Task data:
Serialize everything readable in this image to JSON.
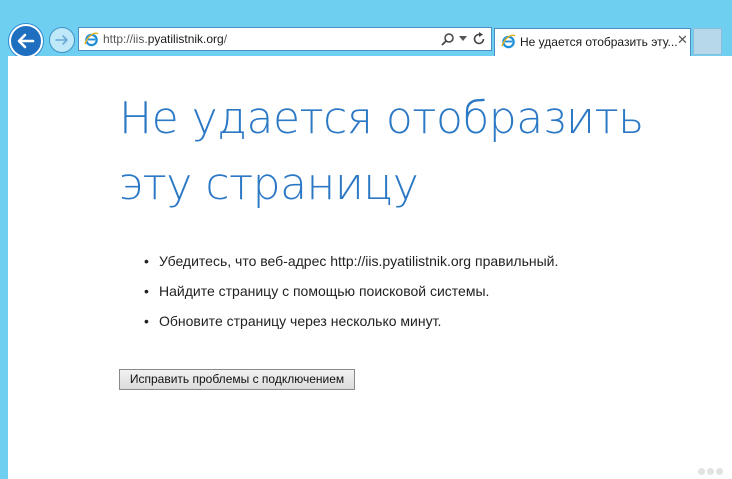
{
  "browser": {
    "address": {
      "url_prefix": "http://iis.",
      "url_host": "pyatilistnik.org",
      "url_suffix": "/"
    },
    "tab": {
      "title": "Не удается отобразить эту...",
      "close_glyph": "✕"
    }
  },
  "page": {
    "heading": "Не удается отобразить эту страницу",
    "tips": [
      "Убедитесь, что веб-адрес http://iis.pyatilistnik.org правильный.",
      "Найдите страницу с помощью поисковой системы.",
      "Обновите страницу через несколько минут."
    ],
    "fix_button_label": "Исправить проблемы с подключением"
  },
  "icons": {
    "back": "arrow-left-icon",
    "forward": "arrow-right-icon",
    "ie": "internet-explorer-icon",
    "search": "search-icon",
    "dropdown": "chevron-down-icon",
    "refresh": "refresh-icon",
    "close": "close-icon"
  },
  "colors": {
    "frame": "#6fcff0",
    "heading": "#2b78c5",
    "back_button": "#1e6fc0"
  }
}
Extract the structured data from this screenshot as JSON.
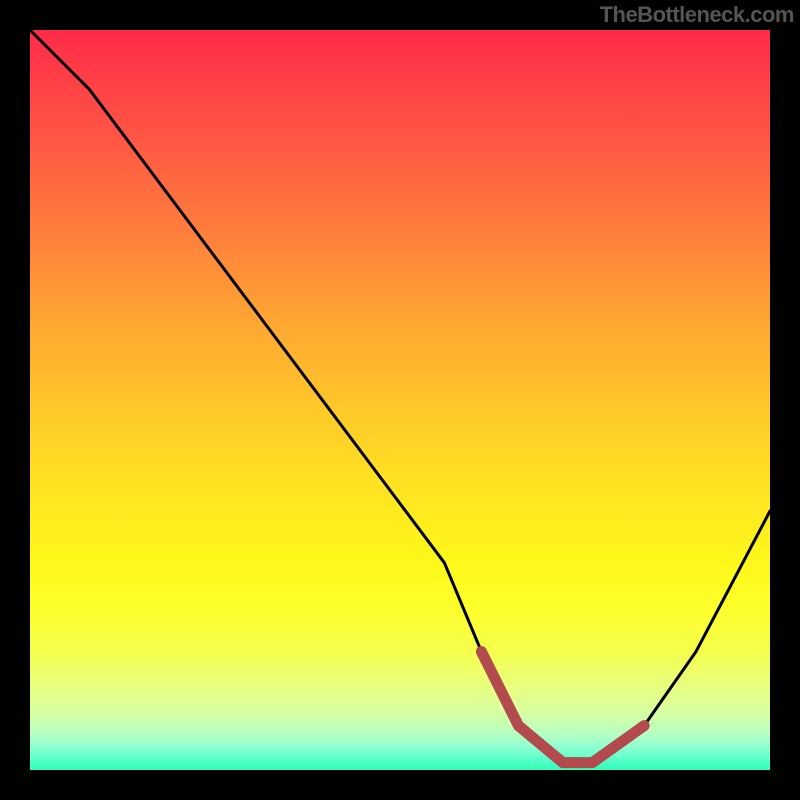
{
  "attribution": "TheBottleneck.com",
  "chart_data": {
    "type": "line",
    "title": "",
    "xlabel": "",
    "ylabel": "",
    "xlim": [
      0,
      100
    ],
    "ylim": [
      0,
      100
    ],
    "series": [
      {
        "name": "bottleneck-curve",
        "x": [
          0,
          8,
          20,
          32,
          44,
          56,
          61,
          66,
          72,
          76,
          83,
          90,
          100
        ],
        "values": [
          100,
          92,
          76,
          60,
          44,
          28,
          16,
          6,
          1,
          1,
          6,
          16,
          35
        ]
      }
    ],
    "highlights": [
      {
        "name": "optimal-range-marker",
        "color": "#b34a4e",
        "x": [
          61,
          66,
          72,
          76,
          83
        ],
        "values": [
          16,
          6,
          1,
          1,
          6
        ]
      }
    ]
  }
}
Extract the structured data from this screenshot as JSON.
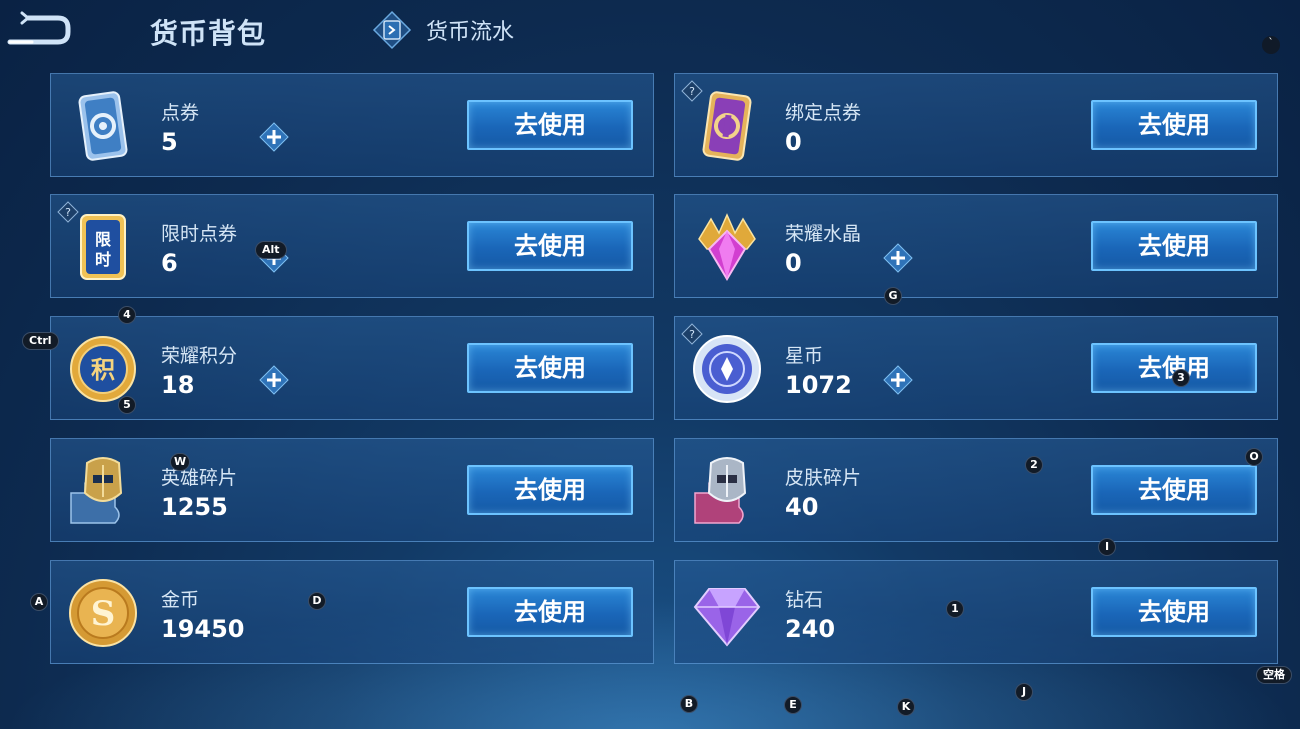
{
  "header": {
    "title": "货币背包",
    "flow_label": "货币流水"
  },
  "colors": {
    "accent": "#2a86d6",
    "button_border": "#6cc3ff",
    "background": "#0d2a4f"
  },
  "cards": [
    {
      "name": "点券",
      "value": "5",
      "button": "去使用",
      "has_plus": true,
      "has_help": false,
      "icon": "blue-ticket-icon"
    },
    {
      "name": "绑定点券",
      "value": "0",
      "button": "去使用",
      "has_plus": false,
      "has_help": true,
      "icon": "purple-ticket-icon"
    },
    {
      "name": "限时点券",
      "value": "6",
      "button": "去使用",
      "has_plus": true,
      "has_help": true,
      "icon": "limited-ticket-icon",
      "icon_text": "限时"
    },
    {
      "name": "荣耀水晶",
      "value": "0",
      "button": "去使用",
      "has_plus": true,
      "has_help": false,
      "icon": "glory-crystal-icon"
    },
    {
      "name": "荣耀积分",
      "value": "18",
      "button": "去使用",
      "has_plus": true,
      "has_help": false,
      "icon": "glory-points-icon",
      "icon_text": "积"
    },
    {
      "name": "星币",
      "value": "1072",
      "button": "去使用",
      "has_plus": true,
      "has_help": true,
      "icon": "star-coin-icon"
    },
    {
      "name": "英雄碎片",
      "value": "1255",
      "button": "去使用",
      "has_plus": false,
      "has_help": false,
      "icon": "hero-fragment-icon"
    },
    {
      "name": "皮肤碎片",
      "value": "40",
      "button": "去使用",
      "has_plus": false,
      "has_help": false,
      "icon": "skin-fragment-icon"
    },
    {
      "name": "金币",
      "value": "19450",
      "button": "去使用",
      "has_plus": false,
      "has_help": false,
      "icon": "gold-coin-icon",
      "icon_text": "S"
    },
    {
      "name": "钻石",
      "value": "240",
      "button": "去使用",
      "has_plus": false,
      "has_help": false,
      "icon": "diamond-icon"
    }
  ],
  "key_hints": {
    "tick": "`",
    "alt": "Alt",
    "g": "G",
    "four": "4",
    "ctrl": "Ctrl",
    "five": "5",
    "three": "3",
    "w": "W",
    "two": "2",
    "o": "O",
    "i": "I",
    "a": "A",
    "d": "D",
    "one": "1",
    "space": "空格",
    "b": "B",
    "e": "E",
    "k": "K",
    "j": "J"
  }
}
---
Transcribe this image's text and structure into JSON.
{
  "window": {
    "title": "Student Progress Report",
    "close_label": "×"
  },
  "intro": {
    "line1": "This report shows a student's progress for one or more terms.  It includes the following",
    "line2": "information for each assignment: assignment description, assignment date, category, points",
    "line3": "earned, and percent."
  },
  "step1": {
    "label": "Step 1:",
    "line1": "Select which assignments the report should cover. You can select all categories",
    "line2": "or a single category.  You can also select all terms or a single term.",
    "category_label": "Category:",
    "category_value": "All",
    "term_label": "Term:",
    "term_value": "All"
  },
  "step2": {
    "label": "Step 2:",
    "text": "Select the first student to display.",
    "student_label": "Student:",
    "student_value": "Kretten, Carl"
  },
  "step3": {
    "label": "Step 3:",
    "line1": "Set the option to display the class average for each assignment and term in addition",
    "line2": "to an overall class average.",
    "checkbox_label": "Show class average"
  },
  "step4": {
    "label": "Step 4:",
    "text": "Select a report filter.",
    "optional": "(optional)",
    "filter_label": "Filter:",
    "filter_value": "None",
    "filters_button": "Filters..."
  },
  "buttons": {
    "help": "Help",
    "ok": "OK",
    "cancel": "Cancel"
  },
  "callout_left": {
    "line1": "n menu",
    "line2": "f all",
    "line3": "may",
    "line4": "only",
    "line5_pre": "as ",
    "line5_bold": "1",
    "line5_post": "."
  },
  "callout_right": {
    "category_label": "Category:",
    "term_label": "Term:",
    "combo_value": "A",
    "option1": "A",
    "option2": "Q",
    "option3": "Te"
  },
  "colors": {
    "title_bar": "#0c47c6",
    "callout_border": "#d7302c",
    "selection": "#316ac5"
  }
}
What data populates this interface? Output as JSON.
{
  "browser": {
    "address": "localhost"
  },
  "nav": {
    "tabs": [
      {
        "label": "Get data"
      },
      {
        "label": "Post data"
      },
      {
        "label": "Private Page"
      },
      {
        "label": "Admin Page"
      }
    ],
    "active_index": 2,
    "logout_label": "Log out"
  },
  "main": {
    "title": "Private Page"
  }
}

What you need to do:
Search the entries for the word "average" and copy every line that has it.

Response to this task:
    "line1": "Set the option to display the class average for each assignment and term in addition",
    "line2": "to an overall class average.",
    "checkbox_label": "Show class average"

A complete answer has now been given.